• What needs to be done
Could you give the data below again, exactly and completely?

[begin Data listing]

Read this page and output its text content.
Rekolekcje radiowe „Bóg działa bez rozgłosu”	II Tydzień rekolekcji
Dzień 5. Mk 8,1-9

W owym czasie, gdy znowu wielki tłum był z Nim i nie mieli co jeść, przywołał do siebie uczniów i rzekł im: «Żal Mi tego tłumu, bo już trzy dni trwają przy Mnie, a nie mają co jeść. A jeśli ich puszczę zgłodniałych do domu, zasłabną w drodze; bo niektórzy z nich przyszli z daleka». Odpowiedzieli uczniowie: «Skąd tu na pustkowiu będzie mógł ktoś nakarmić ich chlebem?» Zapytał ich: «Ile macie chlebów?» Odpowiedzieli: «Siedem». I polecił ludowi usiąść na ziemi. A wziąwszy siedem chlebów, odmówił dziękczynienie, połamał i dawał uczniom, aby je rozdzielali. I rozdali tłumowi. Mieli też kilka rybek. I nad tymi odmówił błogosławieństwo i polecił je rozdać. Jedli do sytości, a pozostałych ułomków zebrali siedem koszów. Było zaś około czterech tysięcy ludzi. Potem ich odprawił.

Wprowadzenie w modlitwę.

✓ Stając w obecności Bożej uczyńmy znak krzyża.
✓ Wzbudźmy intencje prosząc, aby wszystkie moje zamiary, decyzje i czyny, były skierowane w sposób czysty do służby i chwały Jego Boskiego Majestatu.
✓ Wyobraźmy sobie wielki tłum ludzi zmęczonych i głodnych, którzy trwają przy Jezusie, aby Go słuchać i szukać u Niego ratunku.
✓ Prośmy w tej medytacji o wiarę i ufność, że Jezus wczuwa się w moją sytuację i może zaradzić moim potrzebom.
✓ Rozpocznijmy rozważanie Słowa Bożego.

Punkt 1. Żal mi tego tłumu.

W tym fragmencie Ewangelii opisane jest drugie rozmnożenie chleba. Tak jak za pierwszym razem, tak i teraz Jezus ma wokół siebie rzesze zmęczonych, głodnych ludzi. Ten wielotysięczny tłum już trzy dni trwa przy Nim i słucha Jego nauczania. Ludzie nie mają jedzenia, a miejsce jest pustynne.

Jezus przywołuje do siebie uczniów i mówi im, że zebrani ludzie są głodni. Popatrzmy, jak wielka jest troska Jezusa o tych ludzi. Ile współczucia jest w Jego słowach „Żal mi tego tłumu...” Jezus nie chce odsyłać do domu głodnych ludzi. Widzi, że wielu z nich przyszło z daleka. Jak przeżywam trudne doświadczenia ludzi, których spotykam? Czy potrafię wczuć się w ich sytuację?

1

[end Data listing]

• Solution for this problem
Read this page and output its text content.
Rekolekcje radiowe „Bóg działa bez rozgłosu”	II Tydzień rekolekcji
Dzień 5. Mk 8,1-9

W owym czasie, gdy znowu wielki tłum był z Nim i nie mieli co jeść, przywołał do siebie uczniów i rzekł im: «Żal Mi tego tłumu, bo już trzy dni trwają przy Mnie, a nie mają co jeść. A jeśli ich puszczę zgłodniałych do domu, zasłabną w drodze; bo niektórzy z nich przyszli z daleka». Odpowiedzieli uczniowie: «Skąd tu na pustkowiu będzie mógł ktoś nakarmić ich chlebem?» Zapytał ich: «Ile macie chlebów?» Odpowiedzieli: «Siedem». I polecił ludowi usiąść na ziemi. A wziąwszy siedem chlebów, odmówił dziękczynienie, połamał i dawał uczniom, aby je rozdzielali. I rozdali tłumowi. Mieli też kilka rybek. I nad tymi odmówił błogosławieństwo i polecił je rozdać. Jedli do sytości, a pozostałych ułomków zebrali siedem koszów. Było zaś około czterech tysięcy ludzi. Potem ich odprawił.

Wprowadzenie w modlitwę.

✓ Stając w obecności Bożej uczyńmy znak krzyża.
✓ Wzbudźmy intencje prosząc, aby wszystkie moje zamiary, decyzje i czyny, były skierowane w sposób czysty do służby i chwały Jego Boskiego Majestatu.
✓ Wyobraźmy sobie wielki tłum ludzi zmęczonych i głodnych, którzy trwają przy Jezusie, aby Go słuchać i szukać u Niego ratunku.
✓ Prośmy w tej medytacji o wiarę i ufność, że Jezus wczuwa się w moją sytuację i może zaradzić moim potrzebom.
✓ Rozpocznijmy rozważanie Słowa Bożego.

Punkt 1. Żal mi tego tłumu.

W tym fragmencie Ewangelii opisane jest drugie rozmnożenie chleba. Tak jak za pierwszym razem, tak i teraz Jezus ma wokół siebie rzesze zmęczonych, głodnych ludzi. Ten wielotysięczny tłum już trzy dni trwa przy Nim i słucha Jego nauczania. Ludzie nie mają jedzenia, a miejsce jest pustynne.

Jezus przywołuje do siebie uczniów i mówi im, że zebrani ludzie są głodni. Popatrzmy, jak wielka jest troska Jezusa o tych ludzi. Ile współczucia jest w Jego słowach „Żal mi tego tłumu...” Jezus nie chce odsyłać do domu głodnych ludzi. Widzi, że wielu z nich przyszło z daleka. Jak przeżywam trudne doświadczenia ludzi, których spotykam? Czy potrafię wczuć się w ich sytuację?

1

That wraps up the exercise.